▶

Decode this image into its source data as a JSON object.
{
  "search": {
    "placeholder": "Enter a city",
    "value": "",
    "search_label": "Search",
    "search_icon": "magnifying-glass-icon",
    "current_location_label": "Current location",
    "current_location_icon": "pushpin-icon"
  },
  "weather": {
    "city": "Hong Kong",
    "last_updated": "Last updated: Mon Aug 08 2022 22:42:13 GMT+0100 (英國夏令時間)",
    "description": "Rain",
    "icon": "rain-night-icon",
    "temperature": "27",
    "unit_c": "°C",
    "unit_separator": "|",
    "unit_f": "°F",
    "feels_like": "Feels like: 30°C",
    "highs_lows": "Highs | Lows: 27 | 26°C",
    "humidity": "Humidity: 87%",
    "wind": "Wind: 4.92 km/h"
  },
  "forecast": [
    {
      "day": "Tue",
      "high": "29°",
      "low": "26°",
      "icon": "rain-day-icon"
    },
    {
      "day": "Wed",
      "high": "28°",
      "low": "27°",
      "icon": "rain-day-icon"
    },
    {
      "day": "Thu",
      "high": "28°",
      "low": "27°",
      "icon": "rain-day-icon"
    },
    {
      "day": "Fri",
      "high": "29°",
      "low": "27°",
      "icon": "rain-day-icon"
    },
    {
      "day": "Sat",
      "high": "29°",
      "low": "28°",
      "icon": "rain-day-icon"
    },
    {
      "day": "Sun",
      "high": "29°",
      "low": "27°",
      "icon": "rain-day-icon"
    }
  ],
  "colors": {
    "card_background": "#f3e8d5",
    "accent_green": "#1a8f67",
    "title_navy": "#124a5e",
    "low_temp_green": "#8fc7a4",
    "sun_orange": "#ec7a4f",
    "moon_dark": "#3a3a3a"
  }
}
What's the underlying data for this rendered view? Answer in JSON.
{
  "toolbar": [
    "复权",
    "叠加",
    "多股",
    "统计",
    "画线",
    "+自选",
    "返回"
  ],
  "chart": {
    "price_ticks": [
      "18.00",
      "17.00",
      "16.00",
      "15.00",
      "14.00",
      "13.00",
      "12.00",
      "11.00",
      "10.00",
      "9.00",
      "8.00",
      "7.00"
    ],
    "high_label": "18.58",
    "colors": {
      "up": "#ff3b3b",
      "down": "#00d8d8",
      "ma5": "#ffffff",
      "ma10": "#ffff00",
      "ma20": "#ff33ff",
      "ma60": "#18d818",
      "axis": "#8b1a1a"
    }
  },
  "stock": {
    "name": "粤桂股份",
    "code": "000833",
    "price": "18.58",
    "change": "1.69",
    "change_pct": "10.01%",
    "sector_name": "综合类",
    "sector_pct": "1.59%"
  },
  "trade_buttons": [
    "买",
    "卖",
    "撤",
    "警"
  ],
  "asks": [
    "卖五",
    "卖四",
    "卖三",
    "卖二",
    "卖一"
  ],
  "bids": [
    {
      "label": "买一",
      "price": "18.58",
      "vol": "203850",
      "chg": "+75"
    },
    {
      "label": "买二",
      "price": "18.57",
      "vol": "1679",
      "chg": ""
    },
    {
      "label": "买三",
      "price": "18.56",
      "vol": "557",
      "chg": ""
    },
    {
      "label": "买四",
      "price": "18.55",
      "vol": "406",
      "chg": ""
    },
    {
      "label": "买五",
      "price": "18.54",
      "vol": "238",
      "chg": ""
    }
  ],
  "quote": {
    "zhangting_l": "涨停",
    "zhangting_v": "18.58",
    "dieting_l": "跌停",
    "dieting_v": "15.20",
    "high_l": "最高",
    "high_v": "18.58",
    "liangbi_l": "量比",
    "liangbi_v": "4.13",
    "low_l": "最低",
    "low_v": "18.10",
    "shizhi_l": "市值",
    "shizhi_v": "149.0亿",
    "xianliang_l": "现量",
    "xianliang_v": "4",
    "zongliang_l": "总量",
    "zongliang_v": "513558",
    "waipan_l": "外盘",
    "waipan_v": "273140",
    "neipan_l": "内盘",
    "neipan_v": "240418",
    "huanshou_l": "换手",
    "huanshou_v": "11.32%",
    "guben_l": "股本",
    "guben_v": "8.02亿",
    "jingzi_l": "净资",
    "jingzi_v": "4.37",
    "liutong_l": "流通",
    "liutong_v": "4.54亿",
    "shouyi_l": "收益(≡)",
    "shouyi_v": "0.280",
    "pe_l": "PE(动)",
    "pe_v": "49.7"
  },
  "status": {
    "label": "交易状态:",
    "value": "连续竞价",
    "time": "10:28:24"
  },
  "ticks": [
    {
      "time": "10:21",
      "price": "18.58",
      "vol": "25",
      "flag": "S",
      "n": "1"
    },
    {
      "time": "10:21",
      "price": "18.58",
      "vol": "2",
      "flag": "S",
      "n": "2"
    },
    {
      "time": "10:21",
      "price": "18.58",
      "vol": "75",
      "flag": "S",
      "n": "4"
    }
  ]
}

◀

**EXERCISE GOAL:**
Locate the string "JSON" in the listing above and copy every line where it occurs.

**THE ANSWER:**
Decode this image into its source data as a JSON object.
What's the underlying data for this rendered view? Answer in JSON.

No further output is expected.